═══ Record set

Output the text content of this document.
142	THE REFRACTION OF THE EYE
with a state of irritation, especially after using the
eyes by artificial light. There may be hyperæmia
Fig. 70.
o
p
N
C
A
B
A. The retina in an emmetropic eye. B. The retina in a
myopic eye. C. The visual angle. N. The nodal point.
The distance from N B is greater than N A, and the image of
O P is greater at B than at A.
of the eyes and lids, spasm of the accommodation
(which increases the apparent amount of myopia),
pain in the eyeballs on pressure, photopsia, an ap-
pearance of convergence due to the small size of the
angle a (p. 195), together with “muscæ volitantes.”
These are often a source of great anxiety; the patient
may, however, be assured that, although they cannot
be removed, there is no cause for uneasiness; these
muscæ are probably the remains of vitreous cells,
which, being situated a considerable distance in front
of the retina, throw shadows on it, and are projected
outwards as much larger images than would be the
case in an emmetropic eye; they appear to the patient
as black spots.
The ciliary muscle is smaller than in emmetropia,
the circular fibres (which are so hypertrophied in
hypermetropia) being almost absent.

══════

▸ **Work item**:
A reply that repeats all the data exactly is required.

▸ **Solution below**:
Output the text content of this document.
142	THE REFRACTION OF THE EYE
with a state of irritation, especially after using the
eyes by artificial light. There may be hyperæmia
Fig. 70.
o
p
N
C
A
B
A. The retina in an emmetropic eye. B. The retina in a
myopic eye. C. The visual angle. N. The nodal point.
The distance from N B is greater than N A, and the image of
O P is greater at B than at A.
of the eyes and lids, spasm of the accommodation
(which increases the apparent amount of myopia),
pain in the eyeballs on pressure, photopsia, an ap-
pearance of convergence due to the small size of the
angle a (p. 195), together with “muscæ volitantes.”
These are often a source of great anxiety; the patient
may, however, be assured that, although they cannot
be removed, there is no cause for uneasiness; these
muscæ are probably the remains of vitreous cells,
which, being situated a considerable distance in front
of the retina, throw shadows on it, and are projected
outwards as much larger images than would be the
case in an emmetropic eye; they appear to the patient
as black spots.
The ciliary muscle is smaller than in emmetropia,
the circular fibres (which are so hypertrophied in
hypermetropia) being almost absent.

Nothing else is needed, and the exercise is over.